_WORK TO COMPLETE_
Keep only those lines of the records that include the string "this".

Stored data:
▬▬▬▬▬▬

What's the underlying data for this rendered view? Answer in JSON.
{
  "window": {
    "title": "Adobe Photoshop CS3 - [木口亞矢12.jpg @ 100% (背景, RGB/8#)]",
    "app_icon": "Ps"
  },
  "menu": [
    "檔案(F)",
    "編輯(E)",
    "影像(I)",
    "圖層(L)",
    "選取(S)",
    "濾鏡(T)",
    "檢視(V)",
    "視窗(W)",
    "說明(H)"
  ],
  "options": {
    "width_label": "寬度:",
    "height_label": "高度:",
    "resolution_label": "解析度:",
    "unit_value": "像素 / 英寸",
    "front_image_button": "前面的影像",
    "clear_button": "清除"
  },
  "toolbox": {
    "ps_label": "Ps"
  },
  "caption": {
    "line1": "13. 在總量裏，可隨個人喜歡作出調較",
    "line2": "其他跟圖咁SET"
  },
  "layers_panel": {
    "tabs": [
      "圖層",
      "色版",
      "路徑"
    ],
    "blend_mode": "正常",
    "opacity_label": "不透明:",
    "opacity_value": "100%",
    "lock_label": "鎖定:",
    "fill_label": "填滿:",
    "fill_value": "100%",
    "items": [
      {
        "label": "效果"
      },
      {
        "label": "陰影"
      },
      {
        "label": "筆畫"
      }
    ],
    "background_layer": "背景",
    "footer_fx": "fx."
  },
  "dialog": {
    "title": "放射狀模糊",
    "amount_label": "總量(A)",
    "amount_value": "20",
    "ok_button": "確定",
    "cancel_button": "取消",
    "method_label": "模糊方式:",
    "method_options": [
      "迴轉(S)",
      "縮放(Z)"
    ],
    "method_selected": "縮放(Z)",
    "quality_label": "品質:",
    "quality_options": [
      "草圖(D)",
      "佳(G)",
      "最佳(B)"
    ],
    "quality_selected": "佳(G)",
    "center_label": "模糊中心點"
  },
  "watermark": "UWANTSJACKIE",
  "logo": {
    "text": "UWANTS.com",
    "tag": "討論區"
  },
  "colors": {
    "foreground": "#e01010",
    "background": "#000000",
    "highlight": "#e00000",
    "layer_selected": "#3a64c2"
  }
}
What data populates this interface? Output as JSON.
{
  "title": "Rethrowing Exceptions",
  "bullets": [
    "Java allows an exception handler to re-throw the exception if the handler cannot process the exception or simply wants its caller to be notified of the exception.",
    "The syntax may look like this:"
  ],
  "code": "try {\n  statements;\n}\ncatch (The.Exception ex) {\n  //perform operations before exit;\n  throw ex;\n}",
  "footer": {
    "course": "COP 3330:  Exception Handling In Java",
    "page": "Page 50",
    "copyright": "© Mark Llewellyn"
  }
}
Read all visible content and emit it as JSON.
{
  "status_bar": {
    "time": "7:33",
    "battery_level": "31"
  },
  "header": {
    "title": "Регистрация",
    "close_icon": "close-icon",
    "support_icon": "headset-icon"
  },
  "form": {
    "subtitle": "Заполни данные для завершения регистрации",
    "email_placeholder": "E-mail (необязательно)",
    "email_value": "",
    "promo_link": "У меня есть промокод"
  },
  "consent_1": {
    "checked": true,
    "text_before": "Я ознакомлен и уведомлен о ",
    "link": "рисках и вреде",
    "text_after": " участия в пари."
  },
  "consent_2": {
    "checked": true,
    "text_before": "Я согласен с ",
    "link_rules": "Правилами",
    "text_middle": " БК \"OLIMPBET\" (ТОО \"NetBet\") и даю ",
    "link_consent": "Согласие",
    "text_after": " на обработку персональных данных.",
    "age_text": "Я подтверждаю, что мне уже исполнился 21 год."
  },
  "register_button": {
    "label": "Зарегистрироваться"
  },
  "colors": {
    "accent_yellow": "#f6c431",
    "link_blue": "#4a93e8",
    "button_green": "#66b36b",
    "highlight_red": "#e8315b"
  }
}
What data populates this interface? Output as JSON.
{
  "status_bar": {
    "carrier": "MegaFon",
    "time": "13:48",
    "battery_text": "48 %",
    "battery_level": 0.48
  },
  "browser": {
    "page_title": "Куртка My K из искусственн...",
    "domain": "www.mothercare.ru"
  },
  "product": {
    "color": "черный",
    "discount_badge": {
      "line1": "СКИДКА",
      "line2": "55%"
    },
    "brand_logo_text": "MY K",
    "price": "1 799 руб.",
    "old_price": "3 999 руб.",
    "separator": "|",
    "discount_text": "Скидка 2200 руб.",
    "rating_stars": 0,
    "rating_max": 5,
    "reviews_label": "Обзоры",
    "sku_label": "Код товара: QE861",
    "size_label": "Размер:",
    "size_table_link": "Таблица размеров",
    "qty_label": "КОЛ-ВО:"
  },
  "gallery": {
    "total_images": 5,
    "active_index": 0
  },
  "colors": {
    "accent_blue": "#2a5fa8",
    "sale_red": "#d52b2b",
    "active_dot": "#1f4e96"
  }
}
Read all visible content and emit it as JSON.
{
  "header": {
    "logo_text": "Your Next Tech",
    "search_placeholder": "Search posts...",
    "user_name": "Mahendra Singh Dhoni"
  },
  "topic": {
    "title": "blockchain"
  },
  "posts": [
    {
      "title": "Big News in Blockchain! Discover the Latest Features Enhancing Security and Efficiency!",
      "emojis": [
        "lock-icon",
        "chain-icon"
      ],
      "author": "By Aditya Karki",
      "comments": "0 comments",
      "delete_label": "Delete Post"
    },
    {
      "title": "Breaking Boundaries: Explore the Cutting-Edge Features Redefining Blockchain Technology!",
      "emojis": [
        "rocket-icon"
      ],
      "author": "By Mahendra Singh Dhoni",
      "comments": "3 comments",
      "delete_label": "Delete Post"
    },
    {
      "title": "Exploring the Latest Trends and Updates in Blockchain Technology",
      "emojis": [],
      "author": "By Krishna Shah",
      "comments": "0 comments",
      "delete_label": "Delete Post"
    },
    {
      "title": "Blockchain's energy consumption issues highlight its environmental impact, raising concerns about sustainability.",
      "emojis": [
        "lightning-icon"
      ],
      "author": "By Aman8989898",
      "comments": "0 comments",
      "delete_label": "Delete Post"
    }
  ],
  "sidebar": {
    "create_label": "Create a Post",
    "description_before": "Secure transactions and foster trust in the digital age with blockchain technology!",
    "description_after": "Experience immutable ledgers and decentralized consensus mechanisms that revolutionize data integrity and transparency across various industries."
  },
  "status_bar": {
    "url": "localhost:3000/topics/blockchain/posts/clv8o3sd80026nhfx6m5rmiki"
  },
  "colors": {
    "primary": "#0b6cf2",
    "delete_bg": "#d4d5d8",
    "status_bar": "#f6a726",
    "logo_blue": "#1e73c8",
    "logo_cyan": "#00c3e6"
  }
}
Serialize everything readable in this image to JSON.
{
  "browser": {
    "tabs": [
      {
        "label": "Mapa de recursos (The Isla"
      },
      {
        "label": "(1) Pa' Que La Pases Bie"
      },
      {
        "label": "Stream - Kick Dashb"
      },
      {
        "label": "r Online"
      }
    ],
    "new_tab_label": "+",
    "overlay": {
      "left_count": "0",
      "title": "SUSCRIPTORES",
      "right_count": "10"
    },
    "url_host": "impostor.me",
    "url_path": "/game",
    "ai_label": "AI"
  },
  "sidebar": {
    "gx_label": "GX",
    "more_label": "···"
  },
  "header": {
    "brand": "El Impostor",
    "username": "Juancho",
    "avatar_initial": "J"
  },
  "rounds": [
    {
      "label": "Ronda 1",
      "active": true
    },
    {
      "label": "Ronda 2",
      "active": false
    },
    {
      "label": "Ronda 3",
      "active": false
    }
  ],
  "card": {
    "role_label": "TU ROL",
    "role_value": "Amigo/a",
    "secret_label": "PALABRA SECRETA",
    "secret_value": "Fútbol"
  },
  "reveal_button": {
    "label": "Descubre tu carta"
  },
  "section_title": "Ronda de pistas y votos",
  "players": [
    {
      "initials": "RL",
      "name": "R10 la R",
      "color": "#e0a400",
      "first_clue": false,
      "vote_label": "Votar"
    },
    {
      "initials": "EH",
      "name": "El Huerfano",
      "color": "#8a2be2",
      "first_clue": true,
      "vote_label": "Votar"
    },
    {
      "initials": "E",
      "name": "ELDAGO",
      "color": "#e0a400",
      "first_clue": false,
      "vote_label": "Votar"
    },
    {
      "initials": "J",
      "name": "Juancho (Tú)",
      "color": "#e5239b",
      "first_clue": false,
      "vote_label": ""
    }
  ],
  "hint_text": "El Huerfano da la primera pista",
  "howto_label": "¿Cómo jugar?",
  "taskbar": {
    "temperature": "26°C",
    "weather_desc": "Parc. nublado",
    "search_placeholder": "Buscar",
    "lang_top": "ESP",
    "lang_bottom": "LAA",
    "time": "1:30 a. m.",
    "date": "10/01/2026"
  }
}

▬▬▬▬▬▬

_TASK RESPONSE_
What's the underlying data for this rendered view? Answer in JSON.
What data populates this interface? Output as JSON.
    "The syntax may look like this:"
What data populates this interface? Output as JSON.
Serialize everything readable in this image to JSON.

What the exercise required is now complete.